### TASK REQUIREMENTS
Look through the material and copy each line holding "data".

[Source records]

........

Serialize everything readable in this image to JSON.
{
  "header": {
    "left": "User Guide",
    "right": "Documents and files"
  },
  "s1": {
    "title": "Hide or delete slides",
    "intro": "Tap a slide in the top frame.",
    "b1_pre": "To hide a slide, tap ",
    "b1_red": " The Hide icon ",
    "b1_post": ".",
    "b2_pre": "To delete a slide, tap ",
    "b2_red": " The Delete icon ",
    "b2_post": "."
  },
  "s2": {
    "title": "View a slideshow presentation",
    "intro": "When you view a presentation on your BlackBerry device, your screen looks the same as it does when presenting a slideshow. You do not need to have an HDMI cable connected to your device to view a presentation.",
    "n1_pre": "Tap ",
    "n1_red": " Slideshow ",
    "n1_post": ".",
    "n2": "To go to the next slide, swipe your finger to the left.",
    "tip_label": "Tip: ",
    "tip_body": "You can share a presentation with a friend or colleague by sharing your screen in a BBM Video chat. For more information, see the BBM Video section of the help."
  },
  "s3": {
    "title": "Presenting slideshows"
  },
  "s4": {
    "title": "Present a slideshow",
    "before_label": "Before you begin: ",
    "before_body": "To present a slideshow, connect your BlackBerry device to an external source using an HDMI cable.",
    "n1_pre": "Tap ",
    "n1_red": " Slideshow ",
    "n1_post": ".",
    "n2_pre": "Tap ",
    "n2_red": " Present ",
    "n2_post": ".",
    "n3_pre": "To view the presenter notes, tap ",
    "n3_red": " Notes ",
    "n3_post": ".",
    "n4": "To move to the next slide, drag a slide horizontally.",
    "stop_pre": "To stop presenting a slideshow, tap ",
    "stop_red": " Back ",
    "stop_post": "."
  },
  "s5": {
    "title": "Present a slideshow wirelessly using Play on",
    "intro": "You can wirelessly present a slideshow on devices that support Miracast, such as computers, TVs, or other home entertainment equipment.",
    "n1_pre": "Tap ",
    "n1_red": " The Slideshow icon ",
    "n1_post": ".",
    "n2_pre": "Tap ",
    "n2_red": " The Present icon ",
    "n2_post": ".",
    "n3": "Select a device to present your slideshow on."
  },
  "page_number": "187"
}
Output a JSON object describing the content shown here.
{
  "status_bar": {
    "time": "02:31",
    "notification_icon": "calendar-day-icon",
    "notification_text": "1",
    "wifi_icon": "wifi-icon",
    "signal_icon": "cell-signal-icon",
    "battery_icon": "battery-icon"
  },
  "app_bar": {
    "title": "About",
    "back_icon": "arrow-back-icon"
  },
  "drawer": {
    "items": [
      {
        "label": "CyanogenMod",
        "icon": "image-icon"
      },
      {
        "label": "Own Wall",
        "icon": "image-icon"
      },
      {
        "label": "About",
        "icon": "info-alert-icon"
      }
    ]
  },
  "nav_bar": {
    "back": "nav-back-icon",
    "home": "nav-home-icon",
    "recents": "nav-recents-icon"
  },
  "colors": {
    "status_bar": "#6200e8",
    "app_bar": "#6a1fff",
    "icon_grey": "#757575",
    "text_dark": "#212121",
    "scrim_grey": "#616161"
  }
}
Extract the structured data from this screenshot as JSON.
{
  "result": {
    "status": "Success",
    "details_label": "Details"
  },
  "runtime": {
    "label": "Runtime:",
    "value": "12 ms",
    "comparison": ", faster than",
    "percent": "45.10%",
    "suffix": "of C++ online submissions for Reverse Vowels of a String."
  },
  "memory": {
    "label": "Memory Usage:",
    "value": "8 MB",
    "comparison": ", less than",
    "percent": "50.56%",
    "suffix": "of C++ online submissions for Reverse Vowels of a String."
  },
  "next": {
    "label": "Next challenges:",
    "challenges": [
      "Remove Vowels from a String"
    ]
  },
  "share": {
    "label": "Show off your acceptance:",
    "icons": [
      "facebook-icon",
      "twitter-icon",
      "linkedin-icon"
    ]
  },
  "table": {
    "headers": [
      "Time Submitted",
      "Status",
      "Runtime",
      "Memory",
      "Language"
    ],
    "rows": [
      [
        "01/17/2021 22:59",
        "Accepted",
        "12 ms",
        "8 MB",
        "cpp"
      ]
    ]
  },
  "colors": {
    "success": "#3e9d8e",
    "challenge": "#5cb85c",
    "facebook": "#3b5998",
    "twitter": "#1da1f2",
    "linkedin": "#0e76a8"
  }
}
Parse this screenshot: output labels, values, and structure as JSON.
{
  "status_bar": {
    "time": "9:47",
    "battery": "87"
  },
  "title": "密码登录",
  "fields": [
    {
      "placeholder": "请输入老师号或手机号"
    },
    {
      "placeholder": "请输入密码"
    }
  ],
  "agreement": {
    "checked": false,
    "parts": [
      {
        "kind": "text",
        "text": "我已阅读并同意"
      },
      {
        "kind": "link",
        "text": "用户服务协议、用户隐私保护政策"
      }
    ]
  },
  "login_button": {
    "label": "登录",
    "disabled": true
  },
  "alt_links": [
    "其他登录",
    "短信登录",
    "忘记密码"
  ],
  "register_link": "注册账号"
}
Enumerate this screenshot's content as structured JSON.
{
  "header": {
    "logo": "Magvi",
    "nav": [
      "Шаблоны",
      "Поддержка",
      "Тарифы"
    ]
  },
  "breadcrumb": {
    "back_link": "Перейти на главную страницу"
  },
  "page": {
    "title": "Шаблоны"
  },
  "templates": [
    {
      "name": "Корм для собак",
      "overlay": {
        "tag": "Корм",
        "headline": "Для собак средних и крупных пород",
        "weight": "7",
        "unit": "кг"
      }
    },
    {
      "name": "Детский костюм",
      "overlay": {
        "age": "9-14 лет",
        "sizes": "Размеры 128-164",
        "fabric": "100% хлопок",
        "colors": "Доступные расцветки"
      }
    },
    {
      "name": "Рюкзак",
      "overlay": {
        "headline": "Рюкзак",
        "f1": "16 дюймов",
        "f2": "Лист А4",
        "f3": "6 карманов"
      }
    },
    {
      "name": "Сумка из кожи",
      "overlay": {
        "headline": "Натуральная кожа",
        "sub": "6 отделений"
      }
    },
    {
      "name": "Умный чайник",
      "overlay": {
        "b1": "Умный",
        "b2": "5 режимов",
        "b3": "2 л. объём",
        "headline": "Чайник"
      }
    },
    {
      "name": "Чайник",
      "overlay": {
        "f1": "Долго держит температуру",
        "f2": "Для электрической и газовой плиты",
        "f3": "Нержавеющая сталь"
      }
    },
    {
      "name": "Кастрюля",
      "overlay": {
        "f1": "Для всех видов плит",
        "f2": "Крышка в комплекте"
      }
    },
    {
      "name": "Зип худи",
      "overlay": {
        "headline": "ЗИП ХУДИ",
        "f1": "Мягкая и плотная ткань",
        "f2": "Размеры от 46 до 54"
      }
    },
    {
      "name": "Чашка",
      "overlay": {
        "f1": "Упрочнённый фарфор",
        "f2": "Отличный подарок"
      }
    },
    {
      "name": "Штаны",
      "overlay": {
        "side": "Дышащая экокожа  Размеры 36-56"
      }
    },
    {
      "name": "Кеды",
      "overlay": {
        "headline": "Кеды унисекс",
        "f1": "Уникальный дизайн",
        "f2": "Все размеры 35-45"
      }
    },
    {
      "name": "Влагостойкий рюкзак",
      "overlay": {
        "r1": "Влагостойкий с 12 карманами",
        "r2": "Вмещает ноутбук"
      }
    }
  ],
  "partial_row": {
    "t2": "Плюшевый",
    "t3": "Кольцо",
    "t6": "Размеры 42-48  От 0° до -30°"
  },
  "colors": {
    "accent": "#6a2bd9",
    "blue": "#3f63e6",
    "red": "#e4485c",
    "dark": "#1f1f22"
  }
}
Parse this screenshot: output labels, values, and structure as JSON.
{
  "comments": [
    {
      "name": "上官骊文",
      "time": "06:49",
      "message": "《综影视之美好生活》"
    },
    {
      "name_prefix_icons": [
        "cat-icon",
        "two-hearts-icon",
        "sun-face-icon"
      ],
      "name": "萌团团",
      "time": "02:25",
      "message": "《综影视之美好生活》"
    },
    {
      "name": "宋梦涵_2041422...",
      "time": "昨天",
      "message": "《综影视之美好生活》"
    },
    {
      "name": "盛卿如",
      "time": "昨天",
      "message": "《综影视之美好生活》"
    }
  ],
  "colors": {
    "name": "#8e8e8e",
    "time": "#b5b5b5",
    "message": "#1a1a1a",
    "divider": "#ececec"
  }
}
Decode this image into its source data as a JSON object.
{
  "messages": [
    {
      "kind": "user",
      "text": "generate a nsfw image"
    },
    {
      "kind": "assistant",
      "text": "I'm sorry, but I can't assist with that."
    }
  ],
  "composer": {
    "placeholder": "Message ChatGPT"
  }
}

........

### TASK SOLUTION
Extract the structured data from this screenshot as JSON.
Decode this image into its source data as a JSON object.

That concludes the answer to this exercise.